• _What the exercise asks_
Omit the images and return the remaining entries unchanged.

════════════════

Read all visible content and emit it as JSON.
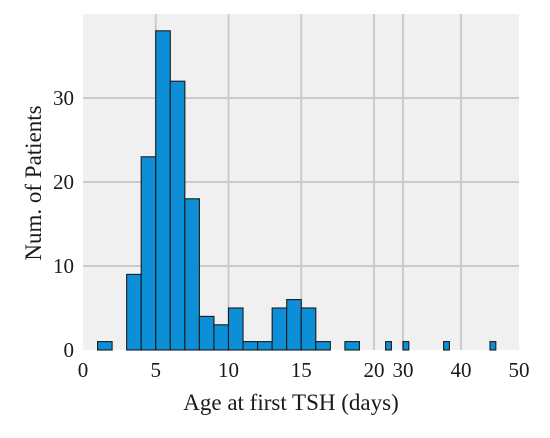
{
  "chart_data": {
    "type": "bar",
    "title": "",
    "xlabel": "Age at first TSH (days)",
    "ylabel": "Num. of Patients",
    "xlim": [
      0,
      50
    ],
    "ylim": [
      0,
      40
    ],
    "x_axis_break": [
      20,
      25
    ],
    "bin_width": 1,
    "xticks": [
      0,
      5,
      10,
      15,
      20,
      30,
      40,
      50
    ],
    "yticks": [
      0,
      10,
      20,
      30
    ],
    "grid": true,
    "grid_color": "#cbcbcb",
    "background_color": "#f0f0f0",
    "bar_color": "#0d8fd8",
    "bar_edge_color": "#1a1a1a",
    "bins": [
      {
        "x_start": 1,
        "value": 1
      },
      {
        "x_start": 3,
        "value": 9
      },
      {
        "x_start": 4,
        "value": 23
      },
      {
        "x_start": 5,
        "value": 38
      },
      {
        "x_start": 6,
        "value": 32
      },
      {
        "x_start": 7,
        "value": 18
      },
      {
        "x_start": 8,
        "value": 4
      },
      {
        "x_start": 9,
        "value": 3
      },
      {
        "x_start": 10,
        "value": 5
      },
      {
        "x_start": 11,
        "value": 1
      },
      {
        "x_start": 12,
        "value": 1
      },
      {
        "x_start": 13,
        "value": 5
      },
      {
        "x_start": 14,
        "value": 6
      },
      {
        "x_start": 15,
        "value": 5
      },
      {
        "x_start": 16,
        "value": 1
      },
      {
        "x_start": 18,
        "value": 1
      },
      {
        "x_start": 27,
        "value": 1
      },
      {
        "x_start": 30,
        "value": 1
      },
      {
        "x_start": 37,
        "value": 1
      },
      {
        "x_start": 45,
        "value": 1
      }
    ]
  }
}
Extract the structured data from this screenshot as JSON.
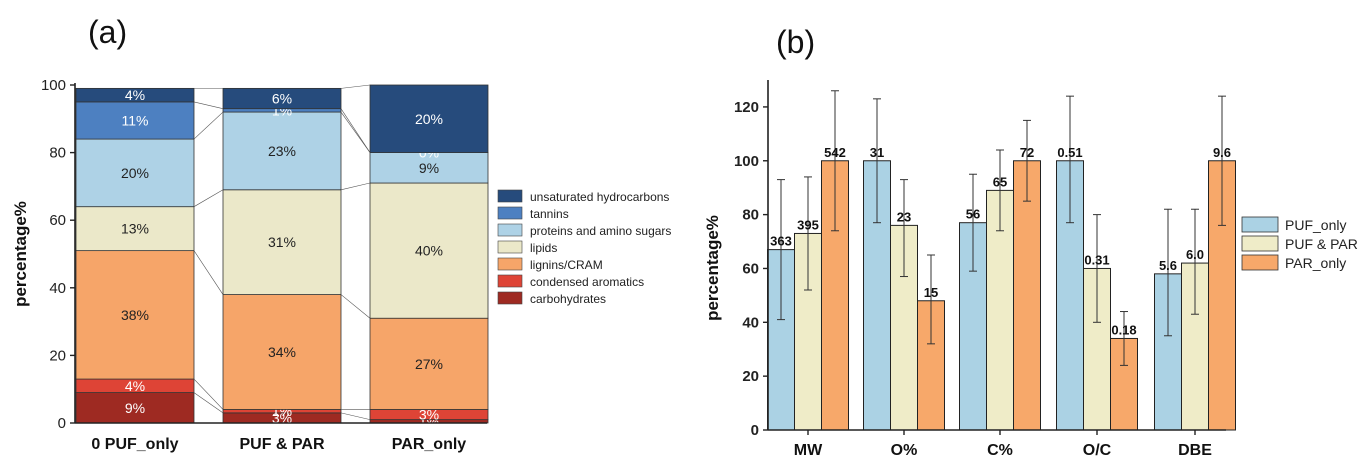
{
  "panel_a_label": "(a)",
  "panel_b_label": "(b)",
  "chart_data": [
    {
      "type": "bar",
      "stacked": true,
      "ylabel": "percentage%",
      "ylim": [
        0,
        100
      ],
      "yticks": [
        "0",
        "20",
        "40",
        "60",
        "80",
        "100"
      ],
      "categories": [
        "0 PUF_only",
        "PUF & PAR",
        "PAR_only"
      ],
      "series": [
        {
          "name": "carbohydrates",
          "color": "#9e2a22",
          "values": [
            9,
            3,
            1
          ],
          "labels": [
            "9%",
            "3%",
            "1%"
          ]
        },
        {
          "name": "condensed aromatics",
          "color": "#de4436",
          "values": [
            4,
            1,
            3
          ],
          "labels": [
            "4%",
            "1%",
            "3%"
          ]
        },
        {
          "name": "lignins/CRAM",
          "color": "#f6a569",
          "values": [
            38,
            34,
            27
          ],
          "labels": [
            "38%",
            "34%",
            "27%"
          ]
        },
        {
          "name": "lipids",
          "color": "#ebe8c9",
          "values": [
            13,
            31,
            40
          ],
          "labels": [
            "13%",
            "31%",
            "40%"
          ]
        },
        {
          "name": "proteins and amino sugars",
          "color": "#aed2e6",
          "values": [
            20,
            23,
            9
          ],
          "labels": [
            "20%",
            "23%",
            "9%"
          ]
        },
        {
          "name": "tannins",
          "color": "#4d80c1",
          "values": [
            11,
            1,
            0
          ],
          "labels": [
            "11%",
            "1%",
            "0%"
          ]
        },
        {
          "name": "unsaturated hydrocarbons",
          "color": "#264b7c",
          "values": [
            4,
            6,
            20
          ],
          "labels": [
            "4%",
            "6%",
            "20%"
          ]
        }
      ],
      "legend_order": [
        "unsaturated hydrocarbons",
        "tannins",
        "proteins and amino sugars",
        "lipids",
        "lignins/CRAM",
        "condensed aromatics",
        "carbohydrates"
      ]
    },
    {
      "type": "bar",
      "grouped": true,
      "ylabel": "percentage%",
      "ylim": [
        0,
        130
      ],
      "yticks": [
        "0",
        "20",
        "40",
        "60",
        "80",
        "100",
        "120"
      ],
      "categories": [
        "MW",
        "O%",
        "C%",
        "O/C",
        "DBE"
      ],
      "series": [
        {
          "name": "PUF_only",
          "color": "#abd2e4",
          "values": [
            67,
            100,
            77,
            100,
            58
          ],
          "err_low": [
            41,
            77,
            59,
            77,
            35
          ],
          "err_high": [
            93,
            123,
            95,
            124,
            82
          ],
          "labels": [
            "363",
            "31",
            "56",
            "0.51",
            "5.6"
          ]
        },
        {
          "name": "PUF & PAR",
          "color": "#efecc8",
          "values": [
            73,
            76,
            89,
            60,
            62
          ],
          "err_low": [
            52,
            57,
            74,
            40,
            43
          ],
          "err_high": [
            94,
            93,
            104,
            80,
            82
          ],
          "labels": [
            "395",
            "23",
            "65",
            "0.31",
            "6.0"
          ]
        },
        {
          "name": "PAR_only",
          "color": "#f7a86a",
          "values": [
            100,
            48,
            100,
            34,
            100
          ],
          "err_low": [
            74,
            32,
            85,
            24,
            76
          ],
          "err_high": [
            126,
            65,
            115,
            44,
            124
          ],
          "labels": [
            "542",
            "15",
            "72",
            "0.18",
            "9.6"
          ]
        }
      ]
    }
  ]
}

════════════════

• _Solution to this problem_
Read all visible content and emit it as JSON.
{
  "chart_data": {
    "type": "bar",
    "title": "",
    "xlabel": "Age at first TSH (days)",
    "ylabel": "Num. of Patients",
    "xlim": [
      0,
      50
    ],
    "ylim": [
      0,
      40
    ],
    "x_axis_break": [
      20,
      25
    ],
    "bin_width": 1,
    "xticks": [
      0,
      5,
      10,
      15,
      20,
      30,
      40,
      50
    ],
    "yticks": [
      0,
      10,
      20,
      30
    ],
    "grid": true,
    "grid_color": "#cbcbcb",
    "background_color": "#f0f0f0",
    "bar_color": "#0d8fd8",
    "bar_edge_color": "#1a1a1a",
    "bins": [
      {
        "x_start": 1,
        "value": 1
      },
      {
        "x_start": 3,
        "value": 9
      },
      {
        "x_start": 4,
        "value": 23
      },
      {
        "x_start": 5,
        "value": 38
      },
      {
        "x_start": 6,
        "value": 32
      },
      {
        "x_start": 7,
        "value": 18
      },
      {
        "x_start": 8,
        "value": 4
      },
      {
        "x_start": 9,
        "value": 3
      },
      {
        "x_start": 10,
        "value": 5
      },
      {
        "x_start": 11,
        "value": 1
      },
      {
        "x_start": 12,
        "value": 1
      },
      {
        "x_start": 13,
        "value": 5
      },
      {
        "x_start": 14,
        "value": 6
      },
      {
        "x_start": 15,
        "value": 5
      },
      {
        "x_start": 16,
        "value": 1
      },
      {
        "x_start": 18,
        "value": 1
      },
      {
        "x_start": 27,
        "value": 1
      },
      {
        "x_start": 30,
        "value": 1
      },
      {
        "x_start": 37,
        "value": 1
      },
      {
        "x_start": 45,
        "value": 1
      }
    ]
  }
}
Extract the structured data from this screenshot as JSON.
{
  "panel_a_label": "(a)",
  "panel_b_label": "(b)",
  "chart_data": [
    {
      "type": "bar",
      "stacked": true,
      "ylabel": "percentage%",
      "ylim": [
        0,
        100
      ],
      "yticks": [
        "0",
        "20",
        "40",
        "60",
        "80",
        "100"
      ],
      "categories": [
        "0 PUF_only",
        "PUF & PAR",
        "PAR_only"
      ],
      "series": [
        {
          "name": "carbohydrates",
          "color": "#9e2a22",
          "values": [
            9,
            3,
            1
          ],
          "labels": [
            "9%",
            "3%",
            "1%"
          ]
        },
        {
          "name": "condensed aromatics",
          "color": "#de4436",
          "values": [
            4,
            1,
            3
          ],
          "labels": [
            "4%",
            "1%",
            "3%"
          ]
        },
        {
          "name": "lignins/CRAM",
          "color": "#f6a569",
          "values": [
            38,
            34,
            27
          ],
          "labels": [
            "38%",
            "34%",
            "27%"
          ]
        },
        {
          "name": "lipids",
          "color": "#ebe8c9",
          "values": [
            13,
            31,
            40
          ],
          "labels": [
            "13%",
            "31%",
            "40%"
          ]
        },
        {
          "name": "proteins and amino sugars",
          "color": "#aed2e6",
          "values": [
            20,
            23,
            9
          ],
          "labels": [
            "20%",
            "23%",
            "9%"
          ]
        },
        {
          "name": "tannins",
          "color": "#4d80c1",
          "values": [
            11,
            1,
            0
          ],
          "labels": [
            "11%",
            "1%",
            "0%"
          ]
        },
        {
          "name": "unsaturated hydrocarbons",
          "color": "#264b7c",
          "values": [
            4,
            6,
            20
          ],
          "labels": [
            "4%",
            "6%",
            "20%"
          ]
        }
      ],
      "legend_order": [
        "unsaturated hydrocarbons",
        "tannins",
        "proteins and amino sugars",
        "lipids",
        "lignins/CRAM",
        "condensed aromatics",
        "carbohydrates"
      ]
    },
    {
      "type": "bar",
      "grouped": true,
      "ylabel": "percentage%",
      "ylim": [
        0,
        130
      ],
      "yticks": [
        "0",
        "20",
        "40",
        "60",
        "80",
        "100",
        "120"
      ],
      "categories": [
        "MW",
        "O%",
        "C%",
        "O/C",
        "DBE"
      ],
      "series": [
        {
          "name": "PUF_only",
          "color": "#abd2e4",
          "values": [
            67,
            100,
            77,
            100,
            58
          ],
          "err_low": [
            41,
            77,
            59,
            77,
            35
          ],
          "err_high": [
            93,
            123,
            95,
            124,
            82
          ],
          "labels": [
            "363",
            "31",
            "56",
            "0.51",
            "5.6"
          ]
        },
        {
          "name": "PUF & PAR",
          "color": "#efecc8",
          "values": [
            73,
            76,
            89,
            60,
            62
          ],
          "err_low": [
            52,
            57,
            74,
            40,
            43
          ],
          "err_high": [
            94,
            93,
            104,
            80,
            82
          ],
          "labels": [
            "395",
            "23",
            "65",
            "0.31",
            "6.0"
          ]
        },
        {
          "name": "PAR_only",
          "color": "#f7a86a",
          "values": [
            100,
            48,
            100,
            34,
            100
          ],
          "err_low": [
            74,
            32,
            85,
            24,
            76
          ],
          "err_high": [
            126,
            65,
            115,
            44,
            124
          ],
          "labels": [
            "542",
            "15",
            "72",
            "0.18",
            "9.6"
          ]
        }
      ]
    }
  ]
}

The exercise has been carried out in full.